**EXERCISE REQUIREMENTS:**
From the line containing "OCR this image." through the last line of the entries below, repeat each line word for word and leave out the rest.

**LISTED RECORDS:**

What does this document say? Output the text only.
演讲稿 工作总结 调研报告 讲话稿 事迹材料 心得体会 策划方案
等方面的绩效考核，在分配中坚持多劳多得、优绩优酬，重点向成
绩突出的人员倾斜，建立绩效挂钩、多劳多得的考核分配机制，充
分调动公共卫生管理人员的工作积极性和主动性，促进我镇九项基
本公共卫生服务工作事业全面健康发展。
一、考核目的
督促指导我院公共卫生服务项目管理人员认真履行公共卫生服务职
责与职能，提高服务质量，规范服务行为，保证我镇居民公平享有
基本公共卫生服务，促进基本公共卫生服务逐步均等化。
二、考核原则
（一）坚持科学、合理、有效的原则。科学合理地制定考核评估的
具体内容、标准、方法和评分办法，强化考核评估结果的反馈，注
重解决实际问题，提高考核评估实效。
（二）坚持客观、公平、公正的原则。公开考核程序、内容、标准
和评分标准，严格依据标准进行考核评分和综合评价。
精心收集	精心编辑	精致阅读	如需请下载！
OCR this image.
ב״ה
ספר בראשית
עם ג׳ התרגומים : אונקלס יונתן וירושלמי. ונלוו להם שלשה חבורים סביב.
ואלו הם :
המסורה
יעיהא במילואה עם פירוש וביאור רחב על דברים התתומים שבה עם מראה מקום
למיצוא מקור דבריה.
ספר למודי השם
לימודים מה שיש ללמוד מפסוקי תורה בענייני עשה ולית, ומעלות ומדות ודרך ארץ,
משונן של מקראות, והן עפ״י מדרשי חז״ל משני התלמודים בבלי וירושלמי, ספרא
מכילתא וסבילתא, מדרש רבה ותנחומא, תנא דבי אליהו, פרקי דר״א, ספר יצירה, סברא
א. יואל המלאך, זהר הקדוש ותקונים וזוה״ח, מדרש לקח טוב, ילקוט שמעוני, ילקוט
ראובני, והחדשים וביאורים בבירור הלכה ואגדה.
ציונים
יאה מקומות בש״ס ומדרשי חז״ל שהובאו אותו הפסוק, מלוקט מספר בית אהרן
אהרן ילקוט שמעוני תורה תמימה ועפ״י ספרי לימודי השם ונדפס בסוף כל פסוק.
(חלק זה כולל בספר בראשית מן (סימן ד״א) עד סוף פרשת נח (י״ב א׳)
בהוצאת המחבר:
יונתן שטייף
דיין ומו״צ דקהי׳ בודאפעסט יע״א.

**TASK ANSWER:**
OCR this image.
ב״ה
ספר בראשית
עם ג׳ התרגומים : אונקלס יונתן וירושלמי. ונלוו להם שלשה חבורים סביב.
ואלו הם :
המסורה
יעיהא במילואה עם פירוש וביאור רחב על דברים התתומים שבה עם מראה מקום
למיצוא מקור דבריה.
ספר למודי השם
לימודים מה שיש ללמוד מפסוקי תורה בענייני עשה ולית, ומעלות ומדות ודרך ארץ,
משונן של מקראות, והן עפ״י מדרשי חז״ל משני התלמודים בבלי וירושלמי, ספרא
מכילתא וסבילתא, מדרש רבה ותנחומא, תנא דבי אליהו, פרקי דר״א, ספר יצירה, סברא
א. יואל המלאך, זהר הקדוש ותקונים וזוה״ח, מדרש לקח טוב, ילקוט שמעוני, ילקוט
ראובני, והחדשים וביאורים בבירור הלכה ואגדה.
ציונים
יאה מקומות בש״ס ומדרשי חז״ל שהובאו אותו הפסוק, מלוקט מספר בית אהרן
אהרן ילקוט שמעוני תורה תמימה ועפ״י ספרי לימודי השם ונדפס בסוף כל פסוק.
(חלק זה כולל בספר בראשית מן (סימן ד״א) עד סוף פרשת נח (י״ב א׳)
בהוצאת המחבר:
יונתן שטייף
דיין ומו״צ דקהי׳ בודאפעסט יע״א.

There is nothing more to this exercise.